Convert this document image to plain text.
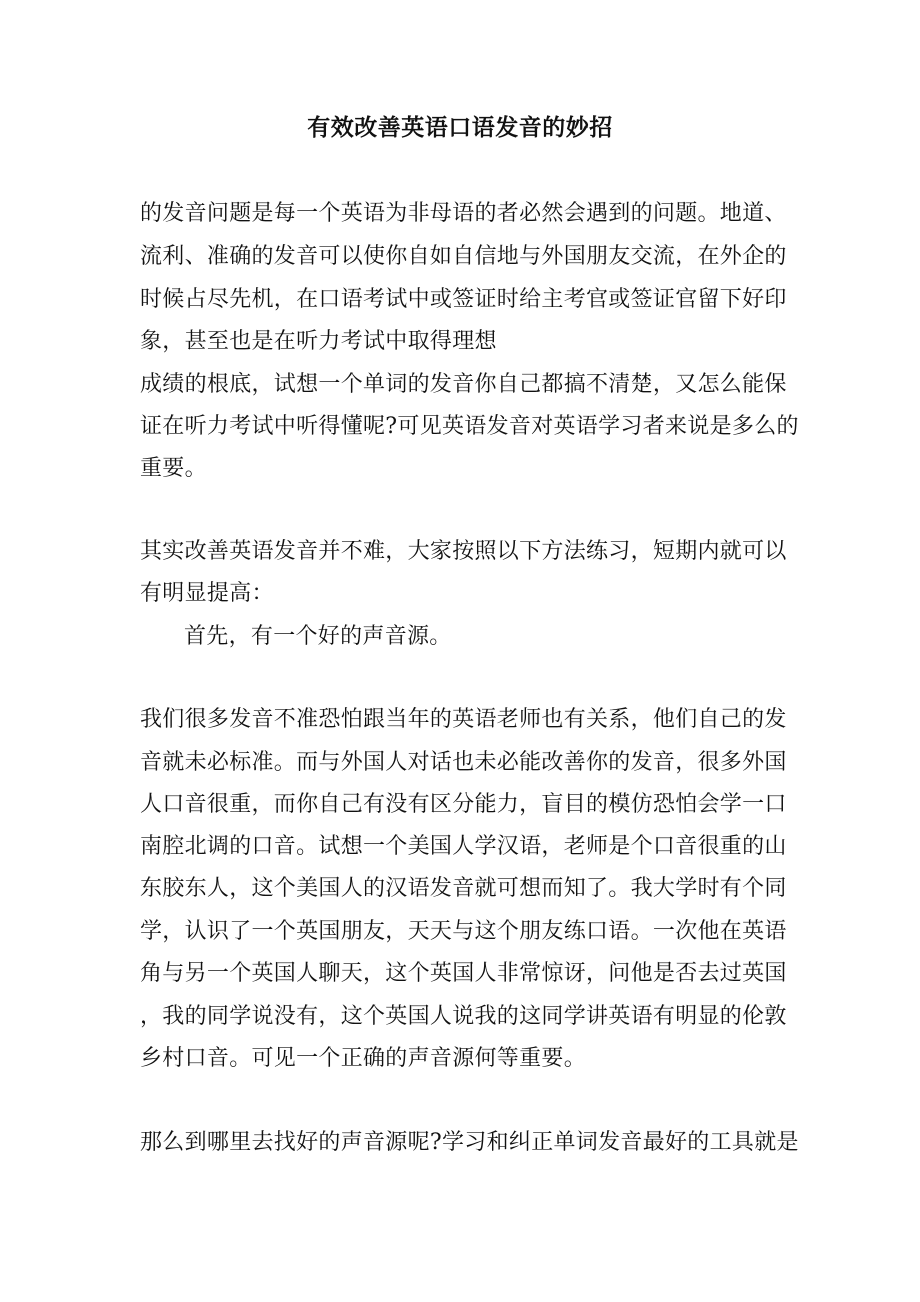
有效改善英语口语发音的妙招
的发音问题是每一个英语为非母语的者必然会遇到的问题。地道、
流利、准确的发音可以使你自如自信地与外国朋友交流，在外企的
时候占尽先机，在口语考试中或签证时给主考官或签证官留下好印
象，甚至也是在听力考试中取得理想
成绩的根底，试想一个单词的发音你自己都搞不清楚，又怎么能保
证在听力考试中听得懂呢?可见英语发音对英语学习者来说是多么的
重要。
其实改善英语发音并不难，大家按照以下方法练习，短期内就可以
有明显提高：
首先，有一个好的声音源。
我们很多发音不准恐怕跟当年的英语老师也有关系，他们自己的发
音就未必标准。而与外国人对话也未必能改善你的发音，很多外国
人口音很重，而你自己有没有区分能力，盲目的模仿恐怕会学一口
南腔北调的口音。试想一个美国人学汉语，老师是个口音很重的山
东胶东人，这个美国人的汉语发音就可想而知了。我大学时有个同
学，认识了一个英国朋友，天天与这个朋友练口语。一次他在英语
角与另一个英国人聊天，这个英国人非常惊讶，问他是否去过英国
，我的同学说没有，这个英国人说我的这同学讲英语有明显的伦敦
乡村口音。可见一个正确的声音源何等重要。
那么到哪里去找好的声音源呢?学习和纠正单词发音最好的工具就是
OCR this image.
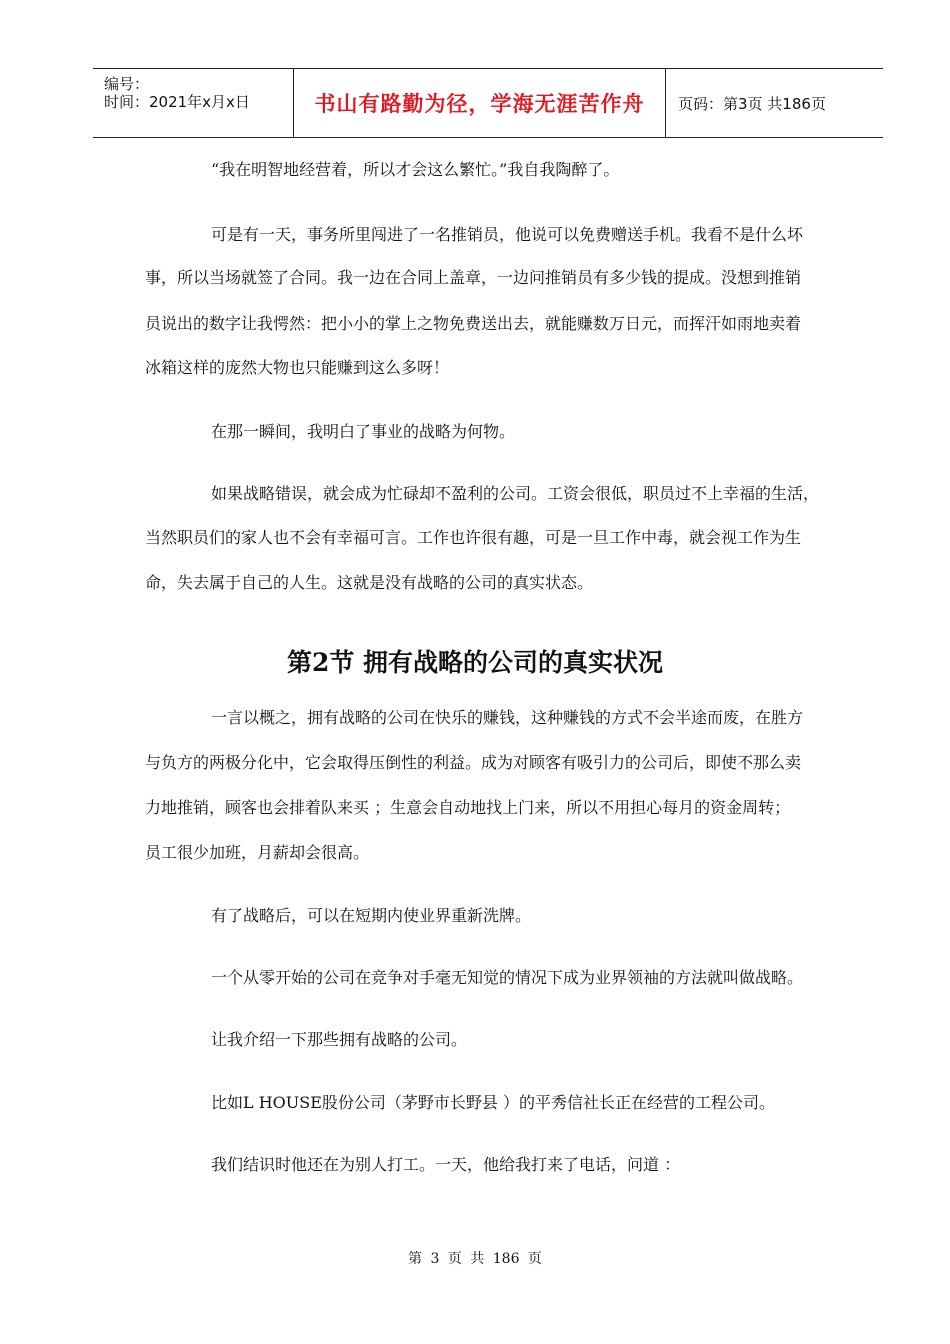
编号：
时间：2021年x月x日	书山有路勤为径，学海无涯苦作舟 页码：第3页 共186页
“我在明智地经营着，所以才会这么繁忙。”我自我陶醉了。
可是有一天，事务所里闯进了一名推销员，他说可以免费赠送手机。我看不是什么坏
事，所以当场就签了合同。我一边在合同上盖章，一边问推销员有多少钱的提成。没想到推销
员说出的数字让我愕然：把小小的掌上之物免费送出去，就能赚数万日元，而挥汗如雨地卖着
冰箱这样的庞然大物也只能赚到这么多呀！
在那一瞬间，我明白了事业的战略为何物。
如果战略错误，就会成为忙碌却不盈利的公司。工资会很低，职员过不上幸福的生活，
当然职员们的家人也不会有幸福可言。工作也许很有趣，可是一旦工作中毒，就会视工作为生
命，失去属于自己的人生。这就是没有战略的公司的真实状态。
第2节 拥有战略的公司的真实状况
一言以概之，拥有战略的公司在快乐的赚钱，这种赚钱的方式不会半途而废，在胜方
与负方的两极分化中，它会取得压倒性的利益。成为对顾客有吸引力的公司后，即使不那么卖
力地推销，顾客也会排着队来买 ；生意会自动地找上门来，所以不用担心每月的资金周转；
员工很少加班，月薪却会很高。
有了战略后，可以在短期内使业界重新洗牌。
一个从零开始的公司在竞争对手毫无知觉的情况下成为业界领袖的方法就叫做战略。
让我介绍一下那些拥有战略的公司。
比如L HOUSE股份公司（茅野市长野县 ）的平秀信社长正在经营的工程公司。
我们结识时他还在为别人打工。一天，他给我打来了电话，问道 ：
第 3 页 共 186 页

^^^^^^^^^^^^^^^^

Exclude the pictures and transcribe all of the entries exactly.

Convert this document image to plain text.
有效改善英语口语发音的妙招
的发音问题是每一个英语为非母语的者必然会遇到的问题。地道、
流利、准确的发音可以使你自如自信地与外国朋友交流，在外企的
时候占尽先机，在口语考试中或签证时给主考官或签证官留下好印
象，甚至也是在听力考试中取得理想
成绩的根底，试想一个单词的发音你自己都搞不清楚，又怎么能保
证在听力考试中听得懂呢?可见英语发音对英语学习者来说是多么的
重要。
其实改善英语发音并不难，大家按照以下方法练习，短期内就可以
有明显提高：
首先，有一个好的声音源。
我们很多发音不准恐怕跟当年的英语老师也有关系，他们自己的发
音就未必标准。而与外国人对话也未必能改善你的发音，很多外国
人口音很重，而你自己有没有区分能力，盲目的模仿恐怕会学一口
南腔北调的口音。试想一个美国人学汉语，老师是个口音很重的山
东胶东人，这个美国人的汉语发音就可想而知了。我大学时有个同
学，认识了一个英国朋友，天天与这个朋友练口语。一次他在英语
角与另一个英国人聊天，这个英国人非常惊讶，问他是否去过英国
，我的同学说没有，这个英国人说我的这同学讲英语有明显的伦敦
乡村口音。可见一个正确的声音源何等重要。
那么到哪里去找好的声音源呢?学习和纠正单词发音最好的工具就是
OCR this image.
编号：
时间：2021年x月x日	书山有路勤为径，学海无涯苦作舟 页码：第3页 共186页
“我在明智地经营着，所以才会这么繁忙。”我自我陶醉了。
可是有一天，事务所里闯进了一名推销员，他说可以免费赠送手机。我看不是什么坏
事，所以当场就签了合同。我一边在合同上盖章，一边问推销员有多少钱的提成。没想到推销
员说出的数字让我愕然：把小小的掌上之物免费送出去，就能赚数万日元，而挥汗如雨地卖着
冰箱这样的庞然大物也只能赚到这么多呀！
在那一瞬间，我明白了事业的战略为何物。
如果战略错误，就会成为忙碌却不盈利的公司。工资会很低，职员过不上幸福的生活，
当然职员们的家人也不会有幸福可言。工作也许很有趣，可是一旦工作中毒，就会视工作为生
命，失去属于自己的人生。这就是没有战略的公司的真实状态。
第2节 拥有战略的公司的真实状况
一言以概之，拥有战略的公司在快乐的赚钱，这种赚钱的方式不会半途而废，在胜方
与负方的两极分化中，它会取得压倒性的利益。成为对顾客有吸引力的公司后，即使不那么卖
力地推销，顾客也会排着队来买 ；生意会自动地找上门来，所以不用担心每月的资金周转；
员工很少加班，月薪却会很高。
有了战略后，可以在短期内使业界重新洗牌。
一个从零开始的公司在竞争对手毫无知觉的情况下成为业界领袖的方法就叫做战略。
让我介绍一下那些拥有战略的公司。
比如L HOUSE股份公司（茅野市长野县 ）的平秀信社长正在经营的工程公司。
我们结识时他还在为别人打工。一天，他给我打来了电话，问道 ：
第 3 页 共 186 页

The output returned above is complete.